I Challenge Any Lawmaker to Walk A Day In Our Shoes

I am a single young woman without any children, so I can only imagine the hardships families and single parents are now encountering with this pay freeze. I myself had to give up my independence and move back in with my parents because I simply couldn’t make ends meet anymore with my salary coming in (minus TSP, life insurance, health insurance etc. – almost 1/2 of my pay check is gone before I even see it) and student loans, rent, utilities, car insurance and maintenance, food, toiletries, other household expenses, etc going out. Knowing how this pay freeze has affected me, I can’t sympathize enough with the families who have young children who are struggling even more than I am.

None of these lawmakers have any idea what a typical field office worker endures day after day with an increasingly violent and dissatisfied public. To add insult to injury, they freeze our pay. I know we don’t make as much as we could in the private sector, and I am content with that as we do a major service to the public; however, to not give federal civilian employees their due for the harassment and attitudes we suffer with is a major blow to our morale. Now, with the talk of cutting back staffing to 2008 levels, our public will be even less satisfied with our services. Hearings backlogs will become astronomical again, disability processing times will increase, and important, time-sensitive post-entitlement material will not be processed as timely as it should be.

■ REQUIRED TASKS
[1] In the essay on the federal pay freeze, what did the writer give up after being unable to make ends meet?
[2] Pick up the essay on the federal pay freeze after its final sentence and write the next part in the same first-person voice.

■ ENTRIES SHOWN
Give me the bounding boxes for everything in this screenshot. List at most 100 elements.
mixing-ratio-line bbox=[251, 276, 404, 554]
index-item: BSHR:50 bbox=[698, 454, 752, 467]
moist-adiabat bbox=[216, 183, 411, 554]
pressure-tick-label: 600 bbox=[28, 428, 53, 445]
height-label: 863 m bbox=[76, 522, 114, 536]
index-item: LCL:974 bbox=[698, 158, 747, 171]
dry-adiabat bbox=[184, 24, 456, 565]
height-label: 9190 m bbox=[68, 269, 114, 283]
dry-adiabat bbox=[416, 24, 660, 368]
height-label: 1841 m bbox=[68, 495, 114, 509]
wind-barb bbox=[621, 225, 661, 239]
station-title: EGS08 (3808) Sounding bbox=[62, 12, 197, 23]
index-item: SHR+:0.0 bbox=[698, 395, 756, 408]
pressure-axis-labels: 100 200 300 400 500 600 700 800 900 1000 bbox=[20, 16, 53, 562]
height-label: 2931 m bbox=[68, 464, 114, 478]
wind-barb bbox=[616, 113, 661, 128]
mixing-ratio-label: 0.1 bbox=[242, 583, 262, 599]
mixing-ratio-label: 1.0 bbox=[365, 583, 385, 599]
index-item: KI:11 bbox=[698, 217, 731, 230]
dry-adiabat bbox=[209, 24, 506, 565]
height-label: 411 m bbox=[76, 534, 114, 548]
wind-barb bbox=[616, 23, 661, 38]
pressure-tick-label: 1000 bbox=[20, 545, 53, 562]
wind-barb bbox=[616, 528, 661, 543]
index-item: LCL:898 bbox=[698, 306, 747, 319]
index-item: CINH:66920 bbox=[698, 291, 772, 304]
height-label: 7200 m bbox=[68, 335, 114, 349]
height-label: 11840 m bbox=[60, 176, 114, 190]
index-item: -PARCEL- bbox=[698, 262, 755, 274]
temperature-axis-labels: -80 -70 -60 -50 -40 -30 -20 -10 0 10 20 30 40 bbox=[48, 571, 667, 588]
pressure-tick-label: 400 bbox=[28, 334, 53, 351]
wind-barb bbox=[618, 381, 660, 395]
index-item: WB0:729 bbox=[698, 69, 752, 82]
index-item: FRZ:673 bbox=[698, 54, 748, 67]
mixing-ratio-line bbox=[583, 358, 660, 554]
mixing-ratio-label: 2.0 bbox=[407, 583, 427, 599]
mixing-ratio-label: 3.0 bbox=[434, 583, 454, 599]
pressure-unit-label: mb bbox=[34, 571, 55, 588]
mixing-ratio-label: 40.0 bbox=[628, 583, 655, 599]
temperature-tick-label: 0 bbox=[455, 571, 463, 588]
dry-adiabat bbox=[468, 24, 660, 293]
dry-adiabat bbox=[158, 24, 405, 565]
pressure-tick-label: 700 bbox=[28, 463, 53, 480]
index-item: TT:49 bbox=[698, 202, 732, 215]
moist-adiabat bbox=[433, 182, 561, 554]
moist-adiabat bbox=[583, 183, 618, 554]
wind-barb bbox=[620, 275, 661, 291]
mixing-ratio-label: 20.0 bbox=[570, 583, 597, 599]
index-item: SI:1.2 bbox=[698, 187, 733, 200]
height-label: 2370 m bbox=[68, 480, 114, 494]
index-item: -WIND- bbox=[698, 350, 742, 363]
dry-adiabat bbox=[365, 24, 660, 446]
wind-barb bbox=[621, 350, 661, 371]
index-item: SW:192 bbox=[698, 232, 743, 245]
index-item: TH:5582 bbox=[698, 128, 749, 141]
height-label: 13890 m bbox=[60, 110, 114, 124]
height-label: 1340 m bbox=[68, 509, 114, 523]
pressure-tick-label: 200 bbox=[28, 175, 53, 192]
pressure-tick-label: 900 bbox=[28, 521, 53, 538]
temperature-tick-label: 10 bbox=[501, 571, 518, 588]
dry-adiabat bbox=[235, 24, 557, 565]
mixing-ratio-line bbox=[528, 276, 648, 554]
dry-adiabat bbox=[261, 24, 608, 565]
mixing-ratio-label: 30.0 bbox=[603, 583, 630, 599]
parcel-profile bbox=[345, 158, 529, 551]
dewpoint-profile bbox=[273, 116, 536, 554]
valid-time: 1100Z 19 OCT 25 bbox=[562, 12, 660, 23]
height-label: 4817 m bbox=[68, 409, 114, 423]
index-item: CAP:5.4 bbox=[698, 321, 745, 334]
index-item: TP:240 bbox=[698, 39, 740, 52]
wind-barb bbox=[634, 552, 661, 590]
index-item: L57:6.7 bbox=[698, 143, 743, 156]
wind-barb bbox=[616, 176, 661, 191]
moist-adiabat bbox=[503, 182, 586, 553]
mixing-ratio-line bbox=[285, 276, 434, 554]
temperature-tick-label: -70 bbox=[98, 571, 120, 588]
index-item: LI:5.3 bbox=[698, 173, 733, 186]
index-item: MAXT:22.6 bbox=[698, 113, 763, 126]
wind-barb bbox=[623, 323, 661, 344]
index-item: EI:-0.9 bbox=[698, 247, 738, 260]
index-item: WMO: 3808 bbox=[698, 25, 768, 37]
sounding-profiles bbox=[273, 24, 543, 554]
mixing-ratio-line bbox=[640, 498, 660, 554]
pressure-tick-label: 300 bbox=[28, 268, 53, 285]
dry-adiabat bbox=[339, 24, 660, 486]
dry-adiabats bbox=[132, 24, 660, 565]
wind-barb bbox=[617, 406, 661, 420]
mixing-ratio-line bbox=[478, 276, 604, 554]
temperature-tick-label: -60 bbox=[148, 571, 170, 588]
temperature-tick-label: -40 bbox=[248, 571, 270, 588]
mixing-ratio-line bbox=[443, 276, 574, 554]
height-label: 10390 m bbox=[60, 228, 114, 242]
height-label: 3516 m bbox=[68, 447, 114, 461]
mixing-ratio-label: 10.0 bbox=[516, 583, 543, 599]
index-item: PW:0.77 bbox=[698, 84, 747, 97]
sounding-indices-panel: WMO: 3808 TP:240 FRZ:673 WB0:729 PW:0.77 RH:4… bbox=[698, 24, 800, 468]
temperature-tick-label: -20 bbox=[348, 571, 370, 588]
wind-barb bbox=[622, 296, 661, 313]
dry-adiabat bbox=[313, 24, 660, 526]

■ EXERCISE ANSWERS
[1] The writer gave up their independence and moved back in with their parents.

[2]
I would challenge any lawmaker to walk a day in our shoes and see, first-hand, the attitude of the public upon walking into a federal building. No longer does being a federal employee give a sense of pride – that has been replaced with fear. I work in a very small Social Security field office, and we are currently dealing with a dangerous man who threatens us daily via fax, email, phone calls, etc.; we are no longer seen as those who help, but as those who hurt. And our reward for this fear has been a pay freeze.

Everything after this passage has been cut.